--- Start Available records ---

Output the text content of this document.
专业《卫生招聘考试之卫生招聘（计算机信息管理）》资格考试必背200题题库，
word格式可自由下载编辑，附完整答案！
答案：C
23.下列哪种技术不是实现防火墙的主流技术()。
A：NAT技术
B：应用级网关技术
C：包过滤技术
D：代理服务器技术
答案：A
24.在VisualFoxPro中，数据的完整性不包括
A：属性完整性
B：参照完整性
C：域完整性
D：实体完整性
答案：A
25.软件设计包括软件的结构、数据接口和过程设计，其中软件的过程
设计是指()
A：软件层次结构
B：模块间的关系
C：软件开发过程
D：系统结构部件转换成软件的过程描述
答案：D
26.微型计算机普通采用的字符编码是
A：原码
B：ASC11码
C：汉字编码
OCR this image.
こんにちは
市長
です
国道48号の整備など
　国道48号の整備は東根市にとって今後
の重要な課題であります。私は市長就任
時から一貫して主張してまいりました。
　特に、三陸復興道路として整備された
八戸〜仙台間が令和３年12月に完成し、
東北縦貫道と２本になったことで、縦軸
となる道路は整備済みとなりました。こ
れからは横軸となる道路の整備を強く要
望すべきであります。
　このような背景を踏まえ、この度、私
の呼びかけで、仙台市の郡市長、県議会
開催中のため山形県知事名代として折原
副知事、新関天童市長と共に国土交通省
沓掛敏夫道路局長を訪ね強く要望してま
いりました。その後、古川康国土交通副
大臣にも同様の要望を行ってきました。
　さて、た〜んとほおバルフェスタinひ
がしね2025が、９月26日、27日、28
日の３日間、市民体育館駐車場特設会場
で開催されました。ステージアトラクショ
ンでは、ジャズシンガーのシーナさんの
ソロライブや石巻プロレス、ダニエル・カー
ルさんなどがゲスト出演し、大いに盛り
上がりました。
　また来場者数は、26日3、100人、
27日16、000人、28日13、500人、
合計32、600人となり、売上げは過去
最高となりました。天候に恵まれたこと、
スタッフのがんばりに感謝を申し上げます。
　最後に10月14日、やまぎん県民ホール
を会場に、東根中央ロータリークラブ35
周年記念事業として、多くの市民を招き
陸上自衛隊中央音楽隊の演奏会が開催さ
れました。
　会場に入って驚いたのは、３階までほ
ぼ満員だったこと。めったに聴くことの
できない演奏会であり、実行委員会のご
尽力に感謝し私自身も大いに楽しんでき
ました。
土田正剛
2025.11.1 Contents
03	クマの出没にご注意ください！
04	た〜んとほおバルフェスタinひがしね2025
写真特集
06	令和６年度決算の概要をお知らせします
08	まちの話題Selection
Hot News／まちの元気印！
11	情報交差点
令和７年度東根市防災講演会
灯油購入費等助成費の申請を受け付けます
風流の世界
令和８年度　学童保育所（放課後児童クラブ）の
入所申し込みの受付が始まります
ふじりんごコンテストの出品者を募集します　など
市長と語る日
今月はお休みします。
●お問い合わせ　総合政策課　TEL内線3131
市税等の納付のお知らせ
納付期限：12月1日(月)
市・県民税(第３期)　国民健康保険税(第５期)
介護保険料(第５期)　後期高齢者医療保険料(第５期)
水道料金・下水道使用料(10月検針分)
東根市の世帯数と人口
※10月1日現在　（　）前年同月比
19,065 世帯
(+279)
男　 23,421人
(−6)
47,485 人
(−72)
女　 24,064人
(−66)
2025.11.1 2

--- End Available records ---

- _Exercise aim_:
List all lines from the entries that include the word "this".

- _Written answer_:
Output the text content of this document.
OCR this image.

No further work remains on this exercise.